══ GIVEN INFORMATION

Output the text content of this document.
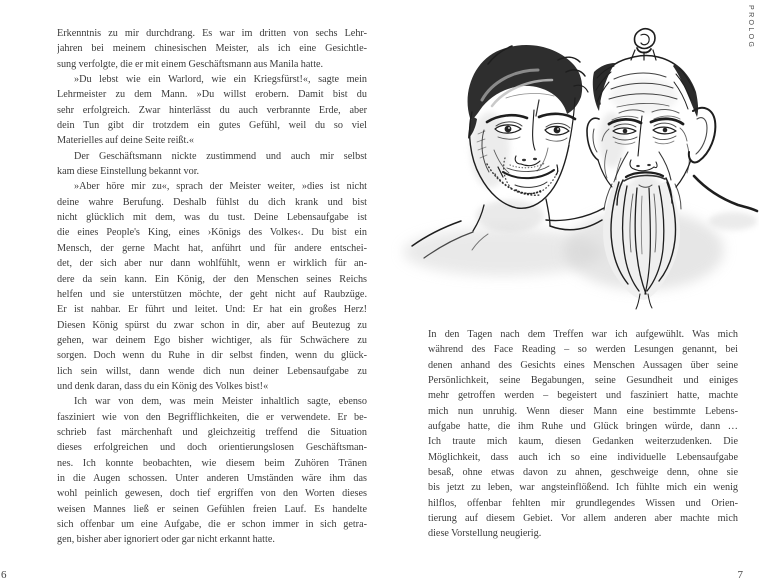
PROLOG
Erkenntnis zu mir durchdrang. Es war im dritten von sechs Lehr-
jahren bei meinem chinesischen Meister, als ich eine Gesichtle-
sung verfolgte, die er mit einem Geschäftsmann aus Manila hatte.
»Du lebst wie ein Warlord, wie ein Kriegsfürst!«, sagte mein
Lehrmeister zu dem Mann. »Du willst erobern. Damit bist du
sehr erfolgreich. Zwar hinterlässt du auch verbrannte Erde, aber
dein Tun gibt dir trotzdem ein gutes Gefühl, weil du so viel
Materielles auf deine Seite reißt.«
Der Geschäftsmann nickte zustimmend und auch mir selbst
kam diese Einstellung bekannt vor.
»Aber höre mir zu«, sprach der Meister weiter, »dies ist nicht
deine wahre Berufung. Deshalb fühlst du dich krank und bist
nicht glücklich mit dem, was du tust. Deine Lebensaufgabe ist
die eines People's King, eines ›Königs des Volkes‹. Du bist ein
Mensch, der gerne Macht hat, anführt und für andere entschei-
det, der sich aber nur dann wohlfühlt, wenn er wirklich für an-
dere da sein kann. Ein König, der den Menschen seines Reichs
helfen und sie unterstützen möchte, der geht nicht auf Raubzüge.
Er ist nahbar. Er führt und leitet. Und: Er hat ein großes Herz!
Diesen König spürst du zwar schon in dir, aber auf Beutezug zu
gehen, war deinem Ego bisher wichtiger, als für Schwächere zu
sorgen. Doch wenn du Ruhe in dir selbst finden, wenn du glück-
lich sein willst, dann wende dich nun deiner Lebensaufgabe zu
und denk daran, dass du ein König des Volkes bist!«
Ich war von dem, was mein Meister inhaltlich sagte, ebenso
fasziniert wie von den Begrifflichkeiten, die er verwendete. Er be-
schrieb fast märchenhaft und gleichzeitig treffend die Situation
dieses erfolgreichen und doch orientierungslosen Geschäftsman-
nes. Ich konnte beobachten, wie diesem beim Zuhören Tränen
in die Augen schossen. Unter anderen Umständen wäre ihm das
wohl peinlich gewesen, doch tief ergriffen von den Worten dieses
weisen Mannes ließ er seinen Gefühlen freien Lauf. Es handelte
sich offenbar um eine Aufgabe, die er schon immer in sich getra-
gen, bisher aber ignoriert oder gar nicht erkannt hatte.
In den Tagen nach dem Treffen war ich aufgewühlt. Was mich
während des Face Reading – so werden Lesungen genannt, bei
denen anhand des Gesichts eines Menschen Aussagen über seine
Persönlichkeit, seine Begabungen, seine Gesundheit und einiges
mehr getroffen werden – begeistert und fasziniert hatte, machte
mich nun unruhig. Wenn dieser Mann eine bestimmte Lebens-
aufgabe hatte, die ihm Ruhe und Glück bringen würde, dann …
Ich traute mich kaum, diesen Gedanken weiterzudenken. Die
Möglichkeit, dass auch ich so eine individuelle Lebensaufgabe
besaß, ohne etwas davon zu ahnen, geschweige denn, ohne sie
bis jetzt zu leben, war angsteinflößend. Ich fühlte mich ein wenig
hilflos, offenbar fehlten mir grundlegendes Wissen und Orien-
tierung auf diesem Gebiet. Vor allem anderen aber machte mich
diese Vorstellung neugierig.
6	7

════

▸ **TASK OBJECTIVE**
Each line that contains the word "bisher" counts toward the total; give only that total.

▸ **REPLY TO THE EXERCISE**
2